**SOURCE EXTRACT**
========

Thanks for very interesting article. But I guess SOLID principles (or it's better to say hints) treatment can be vary. For example what if removing "virtual Update() anti-pattern" is OCP violation? Because for every added game feature you need to edit your main Update() function. It's not cool. But on the other hand "virtual Update version" is not compatible with DOD. But as you can see this "anti-pattern" has not been removed even in the Unity ECS framevork led by Mike Acton

I don't see a link between virtual-void-Update and OCP. OCP says that it should be possible to change the implementation of a class without affecting any of the existing users of its interface. 

With virtual-void-Update, you have a single user that looks like: for each thing, call Update. That's such a non-algorithm... It's so vague as to almost not be an algorithm at all! The dumbness of this algorithm means that the interface shouldn't exist, and if the interface doesn't exist, there's no OCP to worry about :)

However, there are slightly less bad versions of the virtual-void-Update pattern. e.g. you might have lists of objects that need to be "updated" (still dumb) per frame -- instead of having a virtual update per item, you can have one per list.


class GameLoop
{
  typedef std::vector<std::function<void(float)>> OnTickVector;
  OnTickVector m_onTickCallbacks; // things that need to be "updated" per frame

  //our main update loop function
  void Tick(float dt)
  {
    for( auto& update : m_onTickCallbacks )
      update(dt);
  }
}

...
//let's add a new entity type
class Monster
{
  void Update(float deltaTime) { foo++; } // note - not virtual
  int foo;
};

template<class T>
class EntityPool
{
public:
  EntityPool(OnTickVector& onTick) { onTick.push_back( [this](float deltaTime) // basically adds some code to the main Tick function!
    {
      for( auto& m : m_pool )
        m.Update(deltaTime);
    }); }
private:
  std::vector<T> m_pool;
};

//these lines needs to be added to the GameLoop class to add monsters to the update cycle 
EntityPool m_monsters;
GameLoop()
  : ...
  , m_monsters(m_onTickCallbacks)

========

**Collected data**
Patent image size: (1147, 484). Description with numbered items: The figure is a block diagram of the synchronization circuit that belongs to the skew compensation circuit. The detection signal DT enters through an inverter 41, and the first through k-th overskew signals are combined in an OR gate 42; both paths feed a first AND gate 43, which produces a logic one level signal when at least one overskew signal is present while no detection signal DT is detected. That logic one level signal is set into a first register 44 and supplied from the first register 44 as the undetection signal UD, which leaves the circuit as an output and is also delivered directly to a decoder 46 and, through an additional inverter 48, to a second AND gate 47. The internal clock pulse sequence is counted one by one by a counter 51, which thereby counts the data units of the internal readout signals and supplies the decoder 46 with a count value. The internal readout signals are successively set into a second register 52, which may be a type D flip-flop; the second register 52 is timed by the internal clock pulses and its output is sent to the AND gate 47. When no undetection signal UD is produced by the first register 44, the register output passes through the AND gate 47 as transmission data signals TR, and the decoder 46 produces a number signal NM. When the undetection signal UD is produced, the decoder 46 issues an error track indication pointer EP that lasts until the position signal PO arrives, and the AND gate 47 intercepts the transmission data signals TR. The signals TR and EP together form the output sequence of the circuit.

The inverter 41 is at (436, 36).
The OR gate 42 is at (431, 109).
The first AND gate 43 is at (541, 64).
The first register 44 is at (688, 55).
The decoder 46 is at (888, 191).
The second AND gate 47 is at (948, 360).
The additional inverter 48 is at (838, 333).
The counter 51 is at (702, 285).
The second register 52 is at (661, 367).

========

**THINGS TO DO**
1. Print the part of the virtual Update discussion starting with "With virtual-void-Update, you have" and going on through "update : m_onTickCallbacks )".
2. Decide whether each statement agrees with the virtual Update discussion, answering yes or no and quoting the words that settle it: (a) OCP is described as requiring that a class's implementation can change without affecting existing users of its interface; (b) the Update function in the Monster class is virtual; (c) the virtual Update anti-pattern was removed in the Unity ECS framework.
Rely only on the virtual Update discussion for your answers.

**RESULTS OF THE TASKS**
1.
With virtual-void-Update, you have a single user that looks like: for each thing, call Update. That's such a non-algorithm... It's so vague as to almost not be an algorithm at all! The dumbness of this algorithm means that the interface shouldn't exist, and if the interface doesn't exist, there's no OCP to worry about :)

However, there are slightly less bad versions of the virtual-void-Update pattern. e.g. you might have lists of objects that need to be "updated" (still dumb) per frame -- instead of having a virtual update per item, you can have one per list.


class GameLoop
{
  typedef std::vector<std::function<void(float)>> OnTickVector;
  OnTickVector m_onTickCallbacks; // things that need to be "updated" per frame

  //our main update loop function
  void Tick(float dt)
  {
    for( auto& update : m_onTickCallbacks )

2.
(a) Yes: "OCP says that it should be possible to change the implementation of a class without affecting any of the existing users of its interface."
(b) No: "// note - not virtual"
(c) No: "has not been removed even in the Unity ECS"